:: Short problem ::
Look for "Калинина" in each line of the entries, and return the matching lines.

:: Data provided ::

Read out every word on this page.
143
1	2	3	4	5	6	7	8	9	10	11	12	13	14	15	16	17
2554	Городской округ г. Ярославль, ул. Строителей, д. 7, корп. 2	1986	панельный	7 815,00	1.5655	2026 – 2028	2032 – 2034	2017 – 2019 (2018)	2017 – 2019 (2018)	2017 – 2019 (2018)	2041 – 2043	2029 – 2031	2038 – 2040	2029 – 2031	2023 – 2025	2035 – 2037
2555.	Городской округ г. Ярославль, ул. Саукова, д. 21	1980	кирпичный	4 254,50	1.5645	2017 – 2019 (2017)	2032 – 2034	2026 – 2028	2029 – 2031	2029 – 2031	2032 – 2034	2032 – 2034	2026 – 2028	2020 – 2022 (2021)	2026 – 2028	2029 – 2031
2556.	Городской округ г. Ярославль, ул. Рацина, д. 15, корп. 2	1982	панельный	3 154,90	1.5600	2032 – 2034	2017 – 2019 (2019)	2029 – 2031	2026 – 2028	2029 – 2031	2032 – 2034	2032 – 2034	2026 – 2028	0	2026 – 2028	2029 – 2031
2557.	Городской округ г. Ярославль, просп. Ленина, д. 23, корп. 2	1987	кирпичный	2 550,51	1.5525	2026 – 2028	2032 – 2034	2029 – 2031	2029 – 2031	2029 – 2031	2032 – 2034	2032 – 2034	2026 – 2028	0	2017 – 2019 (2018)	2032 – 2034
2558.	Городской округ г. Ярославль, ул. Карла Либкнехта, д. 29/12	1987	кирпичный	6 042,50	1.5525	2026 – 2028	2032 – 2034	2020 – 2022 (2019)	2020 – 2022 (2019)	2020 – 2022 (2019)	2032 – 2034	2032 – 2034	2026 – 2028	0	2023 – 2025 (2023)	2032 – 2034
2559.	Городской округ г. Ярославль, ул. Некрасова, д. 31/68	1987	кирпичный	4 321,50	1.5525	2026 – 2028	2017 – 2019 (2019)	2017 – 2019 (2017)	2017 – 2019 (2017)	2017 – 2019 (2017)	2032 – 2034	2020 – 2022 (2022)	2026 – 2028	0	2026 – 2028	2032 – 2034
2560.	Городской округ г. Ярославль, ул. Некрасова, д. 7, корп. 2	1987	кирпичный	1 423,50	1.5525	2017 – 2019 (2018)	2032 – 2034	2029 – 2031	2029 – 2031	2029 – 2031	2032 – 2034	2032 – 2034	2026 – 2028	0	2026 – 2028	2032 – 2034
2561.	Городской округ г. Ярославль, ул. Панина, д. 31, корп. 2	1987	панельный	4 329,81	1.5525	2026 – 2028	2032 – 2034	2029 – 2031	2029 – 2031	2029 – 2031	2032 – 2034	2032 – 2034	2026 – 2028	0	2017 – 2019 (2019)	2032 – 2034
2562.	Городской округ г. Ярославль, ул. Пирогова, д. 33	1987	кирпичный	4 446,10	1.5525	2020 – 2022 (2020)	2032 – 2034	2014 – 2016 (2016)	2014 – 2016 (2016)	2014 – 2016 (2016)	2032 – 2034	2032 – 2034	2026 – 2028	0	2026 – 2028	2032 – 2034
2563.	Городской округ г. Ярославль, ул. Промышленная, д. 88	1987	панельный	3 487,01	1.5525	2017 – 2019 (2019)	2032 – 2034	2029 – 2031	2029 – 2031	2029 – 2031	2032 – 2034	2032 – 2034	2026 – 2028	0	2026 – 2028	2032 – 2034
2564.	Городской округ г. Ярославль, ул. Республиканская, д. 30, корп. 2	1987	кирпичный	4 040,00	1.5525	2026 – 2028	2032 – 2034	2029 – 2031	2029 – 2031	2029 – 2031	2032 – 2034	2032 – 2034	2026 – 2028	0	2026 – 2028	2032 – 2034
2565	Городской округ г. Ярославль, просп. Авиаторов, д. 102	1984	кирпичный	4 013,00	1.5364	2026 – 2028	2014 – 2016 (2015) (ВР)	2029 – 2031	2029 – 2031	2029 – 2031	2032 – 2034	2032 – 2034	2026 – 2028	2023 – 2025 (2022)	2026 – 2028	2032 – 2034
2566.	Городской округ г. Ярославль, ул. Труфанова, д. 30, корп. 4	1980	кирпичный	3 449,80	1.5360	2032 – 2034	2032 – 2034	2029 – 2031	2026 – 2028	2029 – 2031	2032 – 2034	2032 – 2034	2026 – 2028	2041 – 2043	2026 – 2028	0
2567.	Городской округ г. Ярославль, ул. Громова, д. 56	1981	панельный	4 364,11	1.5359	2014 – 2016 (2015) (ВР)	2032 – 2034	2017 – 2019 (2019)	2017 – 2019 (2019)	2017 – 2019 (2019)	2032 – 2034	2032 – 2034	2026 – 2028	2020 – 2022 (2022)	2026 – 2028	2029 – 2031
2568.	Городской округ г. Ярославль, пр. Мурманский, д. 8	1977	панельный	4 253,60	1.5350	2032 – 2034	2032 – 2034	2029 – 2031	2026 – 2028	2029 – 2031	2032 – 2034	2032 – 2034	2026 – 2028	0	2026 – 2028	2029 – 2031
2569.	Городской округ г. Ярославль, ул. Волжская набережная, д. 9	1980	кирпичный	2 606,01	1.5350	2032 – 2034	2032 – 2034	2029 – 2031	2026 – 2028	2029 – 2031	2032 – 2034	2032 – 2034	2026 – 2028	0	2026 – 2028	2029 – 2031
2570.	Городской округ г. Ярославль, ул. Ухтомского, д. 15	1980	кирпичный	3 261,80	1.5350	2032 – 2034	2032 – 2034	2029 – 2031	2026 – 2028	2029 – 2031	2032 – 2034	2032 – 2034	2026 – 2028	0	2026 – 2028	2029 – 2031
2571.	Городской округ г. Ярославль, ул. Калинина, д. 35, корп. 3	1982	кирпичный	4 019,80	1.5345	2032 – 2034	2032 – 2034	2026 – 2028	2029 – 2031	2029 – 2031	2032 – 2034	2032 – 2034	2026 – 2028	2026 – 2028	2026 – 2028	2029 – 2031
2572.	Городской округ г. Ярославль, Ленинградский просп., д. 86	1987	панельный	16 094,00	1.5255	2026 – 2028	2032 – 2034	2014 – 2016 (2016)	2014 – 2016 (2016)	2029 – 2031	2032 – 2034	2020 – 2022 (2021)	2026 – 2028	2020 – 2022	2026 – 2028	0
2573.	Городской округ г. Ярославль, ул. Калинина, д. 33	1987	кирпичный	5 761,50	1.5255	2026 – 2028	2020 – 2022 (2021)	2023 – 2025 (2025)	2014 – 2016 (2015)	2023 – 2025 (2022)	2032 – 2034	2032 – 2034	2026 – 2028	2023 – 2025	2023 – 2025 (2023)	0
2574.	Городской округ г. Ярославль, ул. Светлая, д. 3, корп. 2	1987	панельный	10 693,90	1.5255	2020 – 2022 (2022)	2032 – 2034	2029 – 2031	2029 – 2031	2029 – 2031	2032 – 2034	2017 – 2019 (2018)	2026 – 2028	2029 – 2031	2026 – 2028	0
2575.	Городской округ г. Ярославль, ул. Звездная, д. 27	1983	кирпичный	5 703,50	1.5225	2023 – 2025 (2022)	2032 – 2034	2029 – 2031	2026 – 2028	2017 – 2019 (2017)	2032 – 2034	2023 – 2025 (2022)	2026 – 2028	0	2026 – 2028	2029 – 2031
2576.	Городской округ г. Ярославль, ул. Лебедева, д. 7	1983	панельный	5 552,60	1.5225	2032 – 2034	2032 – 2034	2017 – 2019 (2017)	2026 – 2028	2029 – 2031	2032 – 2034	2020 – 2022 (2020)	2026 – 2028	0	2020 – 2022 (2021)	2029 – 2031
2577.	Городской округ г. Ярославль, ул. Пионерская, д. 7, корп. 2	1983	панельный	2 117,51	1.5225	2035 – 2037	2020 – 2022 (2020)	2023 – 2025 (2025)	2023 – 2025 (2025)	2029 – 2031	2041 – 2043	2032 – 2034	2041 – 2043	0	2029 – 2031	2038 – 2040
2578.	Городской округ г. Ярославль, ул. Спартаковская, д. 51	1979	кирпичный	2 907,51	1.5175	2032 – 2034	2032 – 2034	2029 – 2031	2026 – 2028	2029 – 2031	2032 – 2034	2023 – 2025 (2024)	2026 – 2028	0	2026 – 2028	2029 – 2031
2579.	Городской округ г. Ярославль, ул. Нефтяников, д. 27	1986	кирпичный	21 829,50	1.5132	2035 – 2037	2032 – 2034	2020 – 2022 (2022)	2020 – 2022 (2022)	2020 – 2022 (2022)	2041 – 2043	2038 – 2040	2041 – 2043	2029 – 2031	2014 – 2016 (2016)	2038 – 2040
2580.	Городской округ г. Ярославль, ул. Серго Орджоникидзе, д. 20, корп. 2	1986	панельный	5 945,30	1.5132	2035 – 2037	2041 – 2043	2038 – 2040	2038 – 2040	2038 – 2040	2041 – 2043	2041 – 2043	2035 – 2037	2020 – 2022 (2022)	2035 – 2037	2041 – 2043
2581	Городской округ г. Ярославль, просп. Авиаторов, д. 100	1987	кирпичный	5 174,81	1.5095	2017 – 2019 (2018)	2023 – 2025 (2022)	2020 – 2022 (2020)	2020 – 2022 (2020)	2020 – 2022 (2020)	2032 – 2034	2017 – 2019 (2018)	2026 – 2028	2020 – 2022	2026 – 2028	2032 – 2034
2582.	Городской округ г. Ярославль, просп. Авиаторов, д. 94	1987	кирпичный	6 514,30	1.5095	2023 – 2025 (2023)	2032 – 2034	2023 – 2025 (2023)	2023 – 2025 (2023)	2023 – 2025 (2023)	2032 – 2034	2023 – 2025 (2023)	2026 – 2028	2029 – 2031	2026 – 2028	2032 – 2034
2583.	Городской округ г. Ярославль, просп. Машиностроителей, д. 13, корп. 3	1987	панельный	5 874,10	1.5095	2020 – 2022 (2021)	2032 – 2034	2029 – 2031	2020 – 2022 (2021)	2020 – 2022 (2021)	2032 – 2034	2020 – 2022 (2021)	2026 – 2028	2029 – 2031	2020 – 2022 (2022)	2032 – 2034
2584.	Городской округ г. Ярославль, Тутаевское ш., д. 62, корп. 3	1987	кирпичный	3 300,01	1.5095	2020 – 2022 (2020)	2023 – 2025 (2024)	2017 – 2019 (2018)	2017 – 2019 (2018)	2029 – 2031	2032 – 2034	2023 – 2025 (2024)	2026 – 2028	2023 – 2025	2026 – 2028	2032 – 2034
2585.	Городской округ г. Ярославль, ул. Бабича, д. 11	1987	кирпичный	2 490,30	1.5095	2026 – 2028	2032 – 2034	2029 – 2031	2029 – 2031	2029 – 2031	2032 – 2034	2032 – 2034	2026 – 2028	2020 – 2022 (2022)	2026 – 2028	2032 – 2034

:: Complete response ::
2571.	Городской округ г. Ярославль, ул. Калинина, д. 35, корп. 3	1982	кирпичный	4 019,80	1.5345	2032 – 2034	2032 – 2034	2026 – 2028	2029 – 2031	2029 – 2031	2032 – 2034	2032 – 2034	2026 – 2028	2026 – 2028	2026 – 2028	2029 – 2031
2573.	Городской округ г. Ярославль, ул. Калинина, д. 33	1987	кирпичный	5 761,50	1.5255	2026 – 2028	2020 – 2022 (2021)	2023 – 2025 (2025)	2014 – 2016 (2015)	2023 – 2025 (2022)	2032 – 2034	2032 – 2034	2026 – 2028	2023 – 2025	2023 – 2025 (2023)	0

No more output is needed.